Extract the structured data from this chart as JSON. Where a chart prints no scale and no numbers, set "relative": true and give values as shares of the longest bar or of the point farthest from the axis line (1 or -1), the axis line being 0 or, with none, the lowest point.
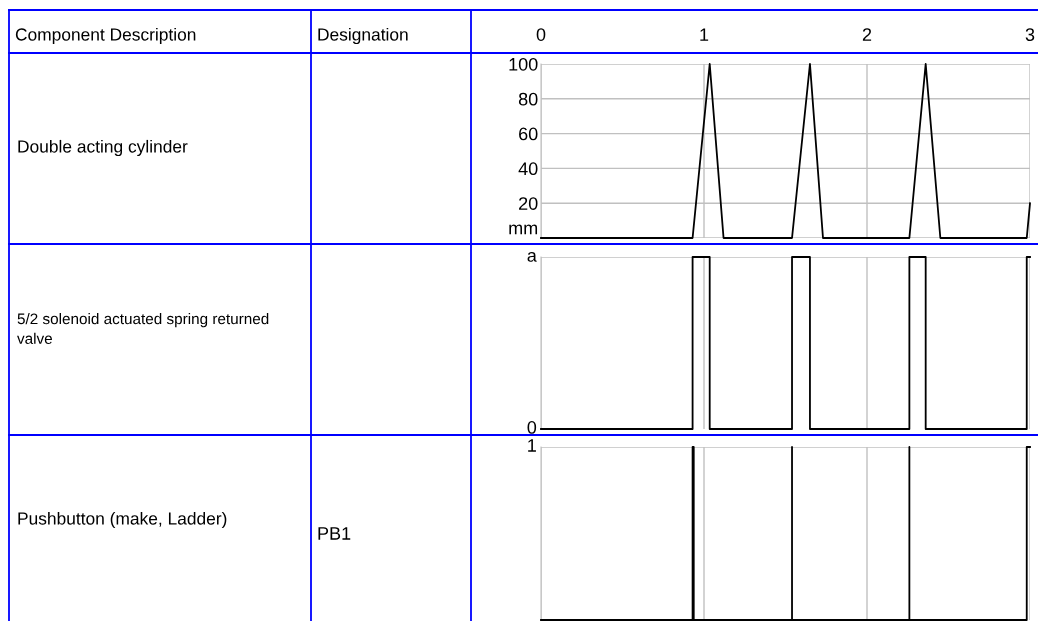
{
  "chart_data": [
    {
      "type": "line",
      "ylabel": "Double acting cylinder",
      "annotations": [
        "Component Description",
        "Designation"
      ],
      "xlim": [
        0,
        3
      ],
      "xticks": [
        0,
        1,
        2,
        3
      ],
      "ylim": [
        0,
        100
      ],
      "yticks": [
        {
          "value": 0,
          "label": "mm"
        },
        20,
        40,
        60,
        80,
        100
      ],
      "grid": true,
      "marker": "none",
      "line_style": "solid",
      "series": [
        {
          "color": "#000000",
          "x": [
            0,
            0.93,
            1.035,
            1.12,
            1.54,
            1.65,
            1.73,
            2.26,
            2.36,
            2.45,
            2.98,
            3.0
          ],
          "values": [
            0,
            0,
            100,
            0,
            0,
            100,
            0,
            0,
            100,
            0,
            0,
            20
          ]
        }
      ]
    },
    {
      "type": "line",
      "relative": true,
      "ylabel": "5/2 solenoid actuated spring returned valve",
      "annotations": [
        "a",
        "0"
      ],
      "xlim": [
        0,
        3
      ],
      "xticks": [
        0,
        1,
        2,
        3
      ],
      "grid": true,
      "tick_labels": "y",
      "marker": "none",
      "line_style": "solid",
      "series": [
        {
          "color": "#000000",
          "x": [
            0,
            0.93,
            0.93,
            1.035,
            1.035,
            1.54,
            1.54,
            1.65,
            1.65,
            2.26,
            2.26,
            2.36,
            2.36,
            2.98,
            2.98,
            3.0
          ],
          "values": [
            0,
            0,
            1,
            1,
            0,
            0,
            1,
            1,
            0,
            0,
            1,
            1,
            0,
            0,
            1,
            1
          ]
        }
      ]
    },
    {
      "type": "line",
      "relative": true,
      "ylabel": "Pushbutton (make, Ladder)",
      "annotations": [
        "1",
        "PB1"
      ],
      "xlim": [
        0,
        3
      ],
      "xticks": [
        0,
        1,
        2,
        3
      ],
      "grid": true,
      "tick_labels": "y",
      "marker": "none",
      "line_style": "solid",
      "series": [
        {
          "color": "#000000",
          "x": [
            0,
            0.93,
            0.93,
            0.937,
            0.937,
            1.54,
            1.54,
            1.54,
            2.26,
            2.26,
            2.26,
            2.98,
            2.98,
            3.0
          ],
          "values": [
            0,
            0,
            1,
            1,
            0,
            0,
            1,
            0,
            0,
            1,
            0,
            0,
            1,
            1
          ]
        }
      ]
    }
  ]
}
◇ ◇ ◇
### What you have to do
Output every entry verbatim. Pictures do not belong in the copy.

### The completed task
Extract the structured data from this chart as JSON. Where a chart prints no scale and no numbers, set "relative": true and give values as shares of the longest bar or of the point farthest from the axis line (1 or -1), the axis line being 0 or, with none, the lowest point.
{
  "chart_data": [
    {
      "type": "line",
      "ylabel": "Double acting cylinder",
      "annotations": [
        "Component Description",
        "Designation"
      ],
      "xlim": [
        0,
        3
      ],
      "xticks": [
        0,
        1,
        2,
        3
      ],
      "ylim": [
        0,
        100
      ],
      "yticks": [
        {
          "value": 0,
          "label": "mm"
        },
        20,
        40,
        60,
        80,
        100
      ],
      "grid": true,
      "marker": "none",
      "line_style": "solid",
      "series": [
        {
          "color": "#000000",
          "x": [
            0,
            0.93,
            1.035,
            1.12,
            1.54,
            1.65,
            1.73,
            2.26,
            2.36,
            2.45,
            2.98,
            3.0
          ],
          "values": [
            0,
            0,
            100,
            0,
            0,
            100,
            0,
            0,
            100,
            0,
            0,
            20
          ]
        }
      ]
    },
    {
      "type": "line",
      "relative": true,
      "ylabel": "5/2 solenoid actuated spring returned valve",
      "annotations": [
        "a",
        "0"
      ],
      "xlim": [
        0,
        3
      ],
      "xticks": [
        0,
        1,
        2,
        3
      ],
      "grid": true,
      "tick_labels": "y",
      "marker": "none",
      "line_style": "solid",
      "series": [
        {
          "color": "#000000",
          "x": [
            0,
            0.93,
            0.93,
            1.035,
            1.035,
            1.54,
            1.54,
            1.65,
            1.65,
            2.26,
            2.26,
            2.36,
            2.36,
            2.98,
            2.98,
            3.0
          ],
          "values": [
            0,
            0,
            1,
            1,
            0,
            0,
            1,
            1,
            0,
            0,
            1,
            1,
            0,
            0,
            1,
            1
          ]
        }
      ]
    },
    {
      "type": "line",
      "relative": true,
      "ylabel": "Pushbutton (make, Ladder)",
      "annotations": [
        "1",
        "PB1"
      ],
      "xlim": [
        0,
        3
      ],
      "xticks": [
        0,
        1,
        2,
        3
      ],
      "grid": true,
      "tick_labels": "y",
      "marker": "none",
      "line_style": "solid",
      "series": [
        {
          "color": "#000000",
          "x": [
            0,
            0.93,
            0.93,
            0.937,
            0.937,
            1.54,
            1.54,
            1.54,
            2.26,
            2.26,
            2.26,
            2.98,
            2.98,
            3.0
          ],
          "values": [
            0,
            0,
            1,
            1,
            0,
            0,
            1,
            0,
            0,
            1,
            0,
            0,
            1,
            1
          ]
        }
      ]
    }
  ]
}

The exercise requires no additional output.